→ **DIRECTIVE**
The records that follow must be repeated verbatim, every one of them.

→ **MATERIAL FOR THIS TASK**
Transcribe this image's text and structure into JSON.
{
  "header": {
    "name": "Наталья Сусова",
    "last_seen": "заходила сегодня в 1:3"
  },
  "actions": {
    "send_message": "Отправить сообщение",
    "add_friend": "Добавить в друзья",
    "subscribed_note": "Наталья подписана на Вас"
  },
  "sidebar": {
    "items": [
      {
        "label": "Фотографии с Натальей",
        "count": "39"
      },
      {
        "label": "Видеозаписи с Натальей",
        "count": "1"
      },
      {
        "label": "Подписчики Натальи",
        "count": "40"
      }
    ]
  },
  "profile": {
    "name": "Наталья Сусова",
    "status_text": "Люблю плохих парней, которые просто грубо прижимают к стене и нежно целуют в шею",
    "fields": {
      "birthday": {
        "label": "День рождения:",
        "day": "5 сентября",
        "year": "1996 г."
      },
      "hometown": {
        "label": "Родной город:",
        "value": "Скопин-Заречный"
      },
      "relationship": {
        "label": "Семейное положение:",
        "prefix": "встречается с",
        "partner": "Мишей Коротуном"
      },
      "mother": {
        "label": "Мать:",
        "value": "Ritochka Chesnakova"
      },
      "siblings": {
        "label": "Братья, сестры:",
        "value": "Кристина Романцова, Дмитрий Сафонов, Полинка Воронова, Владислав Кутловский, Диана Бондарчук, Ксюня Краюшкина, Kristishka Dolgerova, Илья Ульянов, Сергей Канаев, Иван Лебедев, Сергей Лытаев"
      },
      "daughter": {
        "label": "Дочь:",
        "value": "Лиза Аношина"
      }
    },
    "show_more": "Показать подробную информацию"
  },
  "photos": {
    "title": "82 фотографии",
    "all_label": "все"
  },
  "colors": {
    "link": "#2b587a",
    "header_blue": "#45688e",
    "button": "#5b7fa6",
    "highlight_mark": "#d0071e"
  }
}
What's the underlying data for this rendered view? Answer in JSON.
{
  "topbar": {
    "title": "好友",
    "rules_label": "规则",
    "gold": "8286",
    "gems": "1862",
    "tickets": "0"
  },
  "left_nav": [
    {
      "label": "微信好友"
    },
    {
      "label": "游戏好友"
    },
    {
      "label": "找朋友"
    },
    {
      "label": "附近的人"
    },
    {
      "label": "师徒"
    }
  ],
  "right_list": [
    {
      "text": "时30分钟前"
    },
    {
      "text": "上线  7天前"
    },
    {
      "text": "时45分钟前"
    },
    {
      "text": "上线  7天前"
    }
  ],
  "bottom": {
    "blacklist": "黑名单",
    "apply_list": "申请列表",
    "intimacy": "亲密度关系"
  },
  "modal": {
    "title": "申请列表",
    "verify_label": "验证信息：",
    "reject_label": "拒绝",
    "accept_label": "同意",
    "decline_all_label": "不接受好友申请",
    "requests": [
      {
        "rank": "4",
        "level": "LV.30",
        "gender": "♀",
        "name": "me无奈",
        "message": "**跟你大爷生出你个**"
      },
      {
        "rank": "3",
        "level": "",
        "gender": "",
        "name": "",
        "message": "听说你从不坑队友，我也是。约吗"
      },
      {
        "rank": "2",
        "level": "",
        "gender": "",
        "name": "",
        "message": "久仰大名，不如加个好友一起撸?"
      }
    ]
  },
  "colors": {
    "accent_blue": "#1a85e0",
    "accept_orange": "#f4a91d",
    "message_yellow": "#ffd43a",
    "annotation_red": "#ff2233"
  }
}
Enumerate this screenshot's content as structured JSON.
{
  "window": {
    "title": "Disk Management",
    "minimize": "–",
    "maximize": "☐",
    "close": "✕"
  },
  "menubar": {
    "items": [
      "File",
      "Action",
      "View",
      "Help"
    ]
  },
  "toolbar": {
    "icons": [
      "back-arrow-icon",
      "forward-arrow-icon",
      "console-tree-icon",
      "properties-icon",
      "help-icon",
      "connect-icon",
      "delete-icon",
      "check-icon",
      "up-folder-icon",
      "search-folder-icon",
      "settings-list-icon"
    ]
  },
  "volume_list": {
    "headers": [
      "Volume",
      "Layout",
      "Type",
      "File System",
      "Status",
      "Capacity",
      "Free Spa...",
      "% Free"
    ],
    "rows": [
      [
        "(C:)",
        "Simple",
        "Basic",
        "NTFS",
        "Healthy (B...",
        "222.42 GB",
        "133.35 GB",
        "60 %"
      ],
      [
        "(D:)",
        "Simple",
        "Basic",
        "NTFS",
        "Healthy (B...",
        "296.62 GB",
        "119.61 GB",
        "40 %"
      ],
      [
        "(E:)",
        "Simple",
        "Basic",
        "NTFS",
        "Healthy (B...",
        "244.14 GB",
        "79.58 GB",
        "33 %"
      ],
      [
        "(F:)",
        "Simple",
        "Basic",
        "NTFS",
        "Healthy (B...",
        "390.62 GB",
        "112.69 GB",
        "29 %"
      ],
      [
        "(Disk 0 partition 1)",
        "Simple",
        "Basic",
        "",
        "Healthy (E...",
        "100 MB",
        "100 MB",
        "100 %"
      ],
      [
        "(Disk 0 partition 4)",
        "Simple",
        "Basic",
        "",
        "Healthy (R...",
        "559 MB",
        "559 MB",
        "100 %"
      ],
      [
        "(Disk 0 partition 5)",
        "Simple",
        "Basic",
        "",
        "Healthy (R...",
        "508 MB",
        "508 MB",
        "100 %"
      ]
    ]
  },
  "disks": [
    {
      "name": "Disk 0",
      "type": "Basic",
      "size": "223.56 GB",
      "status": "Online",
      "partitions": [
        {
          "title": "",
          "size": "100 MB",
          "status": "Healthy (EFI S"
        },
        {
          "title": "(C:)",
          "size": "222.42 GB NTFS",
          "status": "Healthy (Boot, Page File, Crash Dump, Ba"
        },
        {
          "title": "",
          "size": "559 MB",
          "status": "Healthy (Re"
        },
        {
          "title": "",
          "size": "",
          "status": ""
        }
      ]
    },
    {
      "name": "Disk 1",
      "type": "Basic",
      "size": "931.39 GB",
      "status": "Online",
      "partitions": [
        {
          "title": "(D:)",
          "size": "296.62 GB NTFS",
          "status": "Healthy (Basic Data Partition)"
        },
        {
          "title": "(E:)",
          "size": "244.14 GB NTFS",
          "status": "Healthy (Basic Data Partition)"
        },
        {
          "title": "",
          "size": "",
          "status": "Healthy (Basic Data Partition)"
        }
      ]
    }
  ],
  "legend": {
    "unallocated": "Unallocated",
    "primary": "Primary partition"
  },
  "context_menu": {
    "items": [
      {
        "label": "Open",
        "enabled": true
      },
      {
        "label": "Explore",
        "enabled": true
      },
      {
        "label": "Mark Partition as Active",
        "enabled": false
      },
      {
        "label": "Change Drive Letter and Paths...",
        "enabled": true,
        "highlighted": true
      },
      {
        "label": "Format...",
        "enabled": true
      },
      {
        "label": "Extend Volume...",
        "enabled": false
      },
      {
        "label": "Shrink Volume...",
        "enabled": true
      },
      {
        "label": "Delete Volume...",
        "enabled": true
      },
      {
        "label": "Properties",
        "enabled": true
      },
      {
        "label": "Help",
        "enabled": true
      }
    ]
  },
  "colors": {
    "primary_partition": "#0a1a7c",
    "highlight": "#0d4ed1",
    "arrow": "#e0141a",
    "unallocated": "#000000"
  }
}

→ **OUTPUT OF THE EXERCISE**
Transcribe this image's text and structure into JSON.
{
  "header": {
    "name": "Наталья Сусова",
    "last_seen": "заходила сегодня в 1:3"
  },
  "actions": {
    "send_message": "Отправить сообщение",
    "add_friend": "Добавить в друзья",
    "subscribed_note": "Наталья подписана на Вас"
  },
  "sidebar": {
    "items": [
      {
        "label": "Фотографии с Натальей",
        "count": "39"
      },
      {
        "label": "Видеозаписи с Натальей",
        "count": "1"
      },
      {
        "label": "Подписчики Натальи",
        "count": "40"
      }
    ]
  },
  "profile": {
    "name": "Наталья Сусова",
    "status_text": "Люблю плохих парней, которые просто грубо прижимают к стене и нежно целуют в шею",
    "fields": {
      "birthday": {
        "label": "День рождения:",
        "day": "5 сентября",
        "year": "1996 г."
      },
      "hometown": {
        "label": "Родной город:",
        "value": "Скопин-Заречный"
      },
      "relationship": {
        "label": "Семейное положение:",
        "prefix": "встречается с",
        "partner": "Мишей Коротуном"
      },
      "mother": {
        "label": "Мать:",
        "value": "Ritochka Chesnakova"
      },
      "siblings": {
        "label": "Братья, сестры:",
        "value": "Кристина Романцова, Дмитрий Сафонов, Полинка Воронова, Владислав Кутловский, Диана Бондарчук, Ксюня Краюшкина, Kristishka Dolgerova, Илья Ульянов, Сергей Канаев, Иван Лебедев, Сергей Лытаев"
      },
      "daughter": {
        "label": "Дочь:",
        "value": "Лиза Аношина"
      }
    },
    "show_more": "Показать подробную информацию"
  },
  "photos": {
    "title": "82 фотографии",
    "all_label": "все"
  },
  "colors": {
    "link": "#2b587a",
    "header_blue": "#45688e",
    "button": "#5b7fa6",
    "highlight_mark": "#d0071e"
  }
}
What's the underlying data for this rendered view? Answer in JSON.
{
  "topbar": {
    "title": "好友",
    "rules_label": "规则",
    "gold": "8286",
    "gems": "1862",
    "tickets": "0"
  },
  "left_nav": [
    {
      "label": "微信好友"
    },
    {
      "label": "游戏好友"
    },
    {
      "label": "找朋友"
    },
    {
      "label": "附近的人"
    },
    {
      "label": "师徒"
    }
  ],
  "right_list": [
    {
      "text": "时30分钟前"
    },
    {
      "text": "上线  7天前"
    },
    {
      "text": "时45分钟前"
    },
    {
      "text": "上线  7天前"
    }
  ],
  "bottom": {
    "blacklist": "黑名单",
    "apply_list": "申请列表",
    "intimacy": "亲密度关系"
  },
  "modal": {
    "title": "申请列表",
    "verify_label": "验证信息：",
    "reject_label": "拒绝",
    "accept_label": "同意",
    "decline_all_label": "不接受好友申请",
    "requests": [
      {
        "rank": "4",
        "level": "LV.30",
        "gender": "♀",
        "name": "me无奈",
        "message": "**跟你大爷生出你个**"
      },
      {
        "rank": "3",
        "level": "",
        "gender": "",
        "name": "",
        "message": "听说你从不坑队友，我也是。约吗"
      },
      {
        "rank": "2",
        "level": "",
        "gender": "",
        "name": "",
        "message": "久仰大名，不如加个好友一起撸?"
      }
    ]
  },
  "colors": {
    "accent_blue": "#1a85e0",
    "accept_orange": "#f4a91d",
    "message_yellow": "#ffd43a",
    "annotation_red": "#ff2233"
  }
}
Enumerate this screenshot's content as structured JSON.
{
  "window": {
    "title": "Disk Management",
    "minimize": "–",
    "maximize": "☐",
    "close": "✕"
  },
  "menubar": {
    "items": [
      "File",
      "Action",
      "View",
      "Help"
    ]
  },
  "toolbar": {
    "icons": [
      "back-arrow-icon",
      "forward-arrow-icon",
      "console-tree-icon",
      "properties-icon",
      "help-icon",
      "connect-icon",
      "delete-icon",
      "check-icon",
      "up-folder-icon",
      "search-folder-icon",
      "settings-list-icon"
    ]
  },
  "volume_list": {
    "headers": [
      "Volume",
      "Layout",
      "Type",
      "File System",
      "Status",
      "Capacity",
      "Free Spa...",
      "% Free"
    ],
    "rows": [
      [
        "(C:)",
        "Simple",
        "Basic",
        "NTFS",
        "Healthy (B...",
        "222.42 GB",
        "133.35 GB",
        "60 %"
      ],
      [
        "(D:)",
        "Simple",
        "Basic",
        "NTFS",
        "Healthy (B...",
        "296.62 GB",
        "119.61 GB",
        "40 %"
      ],
      [
        "(E:)",
        "Simple",
        "Basic",
        "NTFS",
        "Healthy (B...",
        "244.14 GB",
        "79.58 GB",
        "33 %"
      ],
      [
        "(F:)",
        "Simple",
        "Basic",
        "NTFS",
        "Healthy (B...",
        "390.62 GB",
        "112.69 GB",
        "29 %"
      ],
      [
        "(Disk 0 partition 1)",
        "Simple",
        "Basic",
        "",
        "Healthy (E...",
        "100 MB",
        "100 MB",
        "100 %"
      ],
      [
        "(Disk 0 partition 4)",
        "Simple",
        "Basic",
        "",
        "Healthy (R...",
        "559 MB",
        "559 MB",
        "100 %"
      ],
      [
        "(Disk 0 partition 5)",
        "Simple",
        "Basic",
        "",
        "Healthy (R...",
        "508 MB",
        "508 MB",
        "100 %"
      ]
    ]
  },
  "disks": [
    {
      "name": "Disk 0",
      "type": "Basic",
      "size": "223.56 GB",
      "status": "Online",
      "partitions": [
        {
          "title": "",
          "size": "100 MB",
          "status": "Healthy (EFI S"
        },
        {
          "title": "(C:)",
          "size": "222.42 GB NTFS",
          "status": "Healthy (Boot, Page File, Crash Dump, Ba"
        },
        {
          "title": "",
          "size": "559 MB",
          "status": "Healthy (Re"
        },
        {
          "title": "",
          "size": "",
          "status": ""
        }
      ]
    },
    {
      "name": "Disk 1",
      "type": "Basic",
      "size": "931.39 GB",
      "status": "Online",
      "partitions": [
        {
          "title": "(D:)",
          "size": "296.62 GB NTFS",
          "status": "Healthy (Basic Data Partition)"
        },
        {
          "title": "(E:)",
          "size": "244.14 GB NTFS",
          "status": "Healthy (Basic Data Partition)"
        },
        {
          "title": "",
          "size": "",
          "status": "Healthy (Basic Data Partition)"
        }
      ]
    }
  ],
  "legend": {
    "unallocated": "Unallocated",
    "primary": "Primary partition"
  },
  "context_menu": {
    "items": [
      {
        "label": "Open",
        "enabled": true
      },
      {
        "label": "Explore",
        "enabled": true
      },
      {
        "label": "Mark Partition as Active",
        "enabled": false
      },
      {
        "label": "Change Drive Letter and Paths...",
        "enabled": true,
        "highlighted": true
      },
      {
        "label": "Format...",
        "enabled": true
      },
      {
        "label": "Extend Volume...",
        "enabled": false
      },
      {
        "label": "Shrink Volume...",
        "enabled": true
      },
      {
        "label": "Delete Volume...",
        "enabled": true
      },
      {
        "label": "Properties",
        "enabled": true
      },
      {
        "label": "Help",
        "enabled": true
      }
    ]
  },
  "colors": {
    "primary_partition": "#0a1a7c",
    "highlight": "#0d4ed1",
    "arrow": "#e0141a",
    "unallocated": "#000000"
  }
}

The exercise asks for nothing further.